■ PAGE EXCERPT

April 17, 2020
On Friday, 17 April 2020 at 22:59:43 UTC, Konstantin wrote:
> It can't be used for high frequency trading or other niches where performance is matter, because has dependency on GC in language structure and infrastructure (classes).

Java and Go are used in HFT and other performance sensitive areas, and they are much more dependent on GC than D is.

> On my opinion Dlang has features to be popular system and scripting language. It needs not many cool unfinished things, but well implemented. And lang needs development plan with priorities.

D suffers from its own version of "curse of Lisp", which is both a blessing and a curse. http://winestockwebdesign.com/Essays/Lisp_Curse.html . Read the article, especially the Haskell part reminds me of how suddenly D wants to be Rust with its borrow checker.

D is very powerful and gives you a lot of choice, but those choices come with tradeoffs. Languages like Java or Go don't give you a choice when it comes to GC. You either accept the GC and use these languages, or you don't accept the GC and go for C/C++/Rust. That's one less technical decision to make on every project. Also, the paradigms in these languages are more consistent. For 99% of Java projects/libraries, you know they will be object oriented and you know they will be using GC, exceptions and all the stuff, so you can rely on those. Also, the standard library provides good foundation libraries, so a library might take stdlib objects like InputStream as input and enjoy the benefits of interop with other libraries that work with inputstreams.

I don't know what to think about D 3.0... obviously everyone has their idea what it should look like. Most people seem to opt for D 3.0 being an update with a package of breaking changes. But then it could also be D 2.100 or something like that.
April 19, 2020
On Friday, 17 April 2020 at 22:59:43 UTC, Konstantin wrote:
> And as i know initial purpose on Dlang development was re-engineering of c++.
It started as re-engineering of C. Then Andrei touched it(in a good way) and now people think it was designed as better C++.

April 20, 2020
On Friday, 17 April 2020 at 22:59:43 UTC, Konstantin wrote:
> Some people wrote posts about problems "to sell" D to programmers like modern languages(Rust, Go, Java). It's not clear which niches Dlang was designed to cover.

Meme driven development. A niche is a bug, not a feature.
April 21, 2020
On Friday, 27 March 2020 at 15:56:40 UTC, Steven Schveighoffer wrote:
> There have been a lot of this pattern happening:
>
> 1. We need to add feature X, to fix problem Y.
> 2. This will break ALL CODE IN EXISTENCE
> 3. OK, cancel the fix, we'll just live with it.
>
> Having a new branch of the compiler will provide a way to keep D2 development alive while giving a playground to add new mechanisms, fix long-existing design issues, and provide an opt-in for code breakage.
>
> Some issues I can think of:
>
> 1. The safe by default debate
> 2. pure by default
> 3. nothrow by default
> 4. String interpolation DIP
> 5. auto-decoding
> 6. range.save
> 7. virtual by default
> 8. ProtoObject
>
[snip]
>
> I just wanted to throw it out as a discussion point. We spend an awful lot of newsgroup server bytes debating things that to me seem obvious, but have legitimate downsides for not breaking them in a "stable" language.

■ PROBLEM SET
• A. Copy the D forum thread starting with "It started as" and going on through "designed to cover.", switching "good way" to "positive way".
• B. Which two languages does the D forum thread say are used in high frequency trading even though they depend on GC more than D does?

■ Recorded data
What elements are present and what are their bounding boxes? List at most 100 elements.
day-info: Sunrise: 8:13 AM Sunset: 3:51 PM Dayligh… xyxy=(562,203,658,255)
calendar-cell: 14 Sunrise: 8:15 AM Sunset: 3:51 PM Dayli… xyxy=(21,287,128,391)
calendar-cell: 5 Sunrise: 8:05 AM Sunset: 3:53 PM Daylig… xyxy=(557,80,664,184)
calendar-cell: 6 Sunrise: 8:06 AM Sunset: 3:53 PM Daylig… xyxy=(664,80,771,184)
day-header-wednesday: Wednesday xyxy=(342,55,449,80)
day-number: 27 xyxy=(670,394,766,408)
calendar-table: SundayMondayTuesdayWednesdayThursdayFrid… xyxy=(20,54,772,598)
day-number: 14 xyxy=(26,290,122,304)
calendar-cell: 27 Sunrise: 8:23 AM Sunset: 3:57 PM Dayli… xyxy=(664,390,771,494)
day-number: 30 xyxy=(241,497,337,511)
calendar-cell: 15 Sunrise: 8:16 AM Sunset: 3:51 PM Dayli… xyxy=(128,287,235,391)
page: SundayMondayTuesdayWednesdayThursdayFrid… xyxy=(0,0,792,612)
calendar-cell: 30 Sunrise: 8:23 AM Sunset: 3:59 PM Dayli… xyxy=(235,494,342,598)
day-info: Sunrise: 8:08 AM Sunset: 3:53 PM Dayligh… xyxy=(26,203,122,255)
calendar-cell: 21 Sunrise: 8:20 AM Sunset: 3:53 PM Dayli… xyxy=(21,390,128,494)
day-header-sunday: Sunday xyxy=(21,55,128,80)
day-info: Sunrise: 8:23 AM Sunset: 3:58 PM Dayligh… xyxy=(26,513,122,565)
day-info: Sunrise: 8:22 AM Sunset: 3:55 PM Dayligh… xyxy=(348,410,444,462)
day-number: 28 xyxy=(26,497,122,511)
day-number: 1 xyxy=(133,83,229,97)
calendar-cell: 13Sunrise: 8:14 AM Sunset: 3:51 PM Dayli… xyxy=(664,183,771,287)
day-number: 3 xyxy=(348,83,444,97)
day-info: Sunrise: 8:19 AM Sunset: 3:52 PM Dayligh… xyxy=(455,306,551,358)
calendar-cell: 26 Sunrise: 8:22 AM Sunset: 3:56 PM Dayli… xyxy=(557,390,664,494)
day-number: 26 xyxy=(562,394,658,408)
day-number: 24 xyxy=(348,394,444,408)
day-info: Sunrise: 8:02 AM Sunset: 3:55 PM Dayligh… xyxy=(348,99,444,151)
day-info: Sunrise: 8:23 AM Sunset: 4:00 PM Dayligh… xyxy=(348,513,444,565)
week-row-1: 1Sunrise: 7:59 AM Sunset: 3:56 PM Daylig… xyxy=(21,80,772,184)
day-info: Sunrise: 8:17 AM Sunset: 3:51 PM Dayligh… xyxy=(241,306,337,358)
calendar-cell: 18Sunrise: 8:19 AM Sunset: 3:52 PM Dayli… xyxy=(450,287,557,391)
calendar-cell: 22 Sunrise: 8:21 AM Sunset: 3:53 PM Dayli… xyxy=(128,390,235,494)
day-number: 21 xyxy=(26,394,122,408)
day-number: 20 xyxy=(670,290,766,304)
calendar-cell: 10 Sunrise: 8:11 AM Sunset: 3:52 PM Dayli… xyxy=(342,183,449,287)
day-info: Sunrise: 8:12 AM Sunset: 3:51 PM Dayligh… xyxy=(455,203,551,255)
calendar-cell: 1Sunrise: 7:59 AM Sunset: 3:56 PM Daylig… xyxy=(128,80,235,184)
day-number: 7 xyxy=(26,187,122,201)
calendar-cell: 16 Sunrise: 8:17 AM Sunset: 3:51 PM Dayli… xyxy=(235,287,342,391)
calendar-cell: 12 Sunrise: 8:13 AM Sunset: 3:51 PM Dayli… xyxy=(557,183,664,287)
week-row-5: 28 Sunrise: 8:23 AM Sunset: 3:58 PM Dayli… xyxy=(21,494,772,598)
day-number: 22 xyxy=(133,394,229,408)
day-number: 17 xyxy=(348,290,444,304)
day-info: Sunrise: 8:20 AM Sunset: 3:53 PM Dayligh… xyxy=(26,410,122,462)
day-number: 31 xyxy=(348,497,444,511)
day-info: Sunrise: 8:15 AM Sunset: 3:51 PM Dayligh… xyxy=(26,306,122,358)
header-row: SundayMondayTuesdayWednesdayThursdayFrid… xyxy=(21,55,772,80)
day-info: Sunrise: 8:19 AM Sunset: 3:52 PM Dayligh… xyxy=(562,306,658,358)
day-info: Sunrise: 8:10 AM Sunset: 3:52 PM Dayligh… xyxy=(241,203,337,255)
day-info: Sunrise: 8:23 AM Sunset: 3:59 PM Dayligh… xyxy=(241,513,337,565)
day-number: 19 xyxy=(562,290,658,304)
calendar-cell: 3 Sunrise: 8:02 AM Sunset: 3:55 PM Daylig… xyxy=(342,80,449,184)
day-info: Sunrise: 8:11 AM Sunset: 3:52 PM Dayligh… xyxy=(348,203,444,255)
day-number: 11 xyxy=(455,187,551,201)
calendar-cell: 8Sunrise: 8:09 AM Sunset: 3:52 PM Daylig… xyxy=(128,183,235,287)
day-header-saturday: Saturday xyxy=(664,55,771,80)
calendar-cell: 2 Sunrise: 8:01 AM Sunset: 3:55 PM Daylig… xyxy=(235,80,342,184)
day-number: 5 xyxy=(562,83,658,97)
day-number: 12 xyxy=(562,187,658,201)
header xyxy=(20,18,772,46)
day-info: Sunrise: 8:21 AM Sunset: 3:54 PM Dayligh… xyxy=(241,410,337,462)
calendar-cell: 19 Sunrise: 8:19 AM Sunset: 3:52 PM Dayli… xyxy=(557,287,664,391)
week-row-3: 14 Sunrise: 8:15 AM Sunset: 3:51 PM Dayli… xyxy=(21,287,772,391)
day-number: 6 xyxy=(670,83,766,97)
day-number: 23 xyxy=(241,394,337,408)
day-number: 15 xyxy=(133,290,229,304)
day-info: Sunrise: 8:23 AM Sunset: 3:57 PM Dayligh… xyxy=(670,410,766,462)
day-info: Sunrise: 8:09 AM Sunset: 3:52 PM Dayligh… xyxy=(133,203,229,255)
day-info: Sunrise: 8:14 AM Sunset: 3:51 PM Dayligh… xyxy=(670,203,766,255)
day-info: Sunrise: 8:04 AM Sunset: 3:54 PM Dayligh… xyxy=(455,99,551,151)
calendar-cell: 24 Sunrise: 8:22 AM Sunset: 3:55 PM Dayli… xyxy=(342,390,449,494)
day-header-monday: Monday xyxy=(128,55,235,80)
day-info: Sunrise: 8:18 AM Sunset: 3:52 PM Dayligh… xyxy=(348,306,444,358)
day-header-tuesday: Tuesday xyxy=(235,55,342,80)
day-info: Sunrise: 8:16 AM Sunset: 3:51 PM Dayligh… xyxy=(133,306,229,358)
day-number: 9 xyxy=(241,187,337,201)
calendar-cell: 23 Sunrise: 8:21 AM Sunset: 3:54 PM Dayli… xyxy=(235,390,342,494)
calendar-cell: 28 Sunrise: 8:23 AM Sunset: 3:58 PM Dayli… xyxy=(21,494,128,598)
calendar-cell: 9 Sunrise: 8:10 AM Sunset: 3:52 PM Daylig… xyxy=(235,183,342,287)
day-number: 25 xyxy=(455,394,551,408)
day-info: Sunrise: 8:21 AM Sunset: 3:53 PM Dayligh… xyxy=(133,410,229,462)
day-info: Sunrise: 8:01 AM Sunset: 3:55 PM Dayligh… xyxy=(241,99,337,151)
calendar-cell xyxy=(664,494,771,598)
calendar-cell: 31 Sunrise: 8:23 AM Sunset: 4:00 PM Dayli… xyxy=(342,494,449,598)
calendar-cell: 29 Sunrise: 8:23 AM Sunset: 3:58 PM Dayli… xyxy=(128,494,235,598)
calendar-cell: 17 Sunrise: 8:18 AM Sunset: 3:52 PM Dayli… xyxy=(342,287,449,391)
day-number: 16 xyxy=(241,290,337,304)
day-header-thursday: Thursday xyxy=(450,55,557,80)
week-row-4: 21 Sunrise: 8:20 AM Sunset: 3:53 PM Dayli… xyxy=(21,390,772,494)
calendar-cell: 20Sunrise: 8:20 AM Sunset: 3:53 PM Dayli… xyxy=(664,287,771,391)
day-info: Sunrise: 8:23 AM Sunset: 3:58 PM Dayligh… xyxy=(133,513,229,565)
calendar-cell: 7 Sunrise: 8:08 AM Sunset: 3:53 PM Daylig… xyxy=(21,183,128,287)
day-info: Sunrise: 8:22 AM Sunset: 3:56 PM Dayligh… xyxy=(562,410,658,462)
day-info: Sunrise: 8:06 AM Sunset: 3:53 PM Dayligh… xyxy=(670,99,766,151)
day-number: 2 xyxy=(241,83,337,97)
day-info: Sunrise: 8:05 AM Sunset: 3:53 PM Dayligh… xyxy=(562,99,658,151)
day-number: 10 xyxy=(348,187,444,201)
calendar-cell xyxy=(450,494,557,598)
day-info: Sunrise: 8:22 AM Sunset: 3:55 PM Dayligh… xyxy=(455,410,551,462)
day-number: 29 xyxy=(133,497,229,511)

■ EXPECTED RESULTS
• A.
It started as re-engineering of C. Then Andrei touched it(in a positive way) and now people think it was designed as better C++.

April 20, 2020
On Friday, 17 April 2020 at 22:59:43 UTC, Konstantin wrote:
> Some people wrote posts about problems "to sell" D to programmers like modern languages(Rust, Go, Java). It's not clear which niches Dlang was designed to cover.

• B. Java and Go.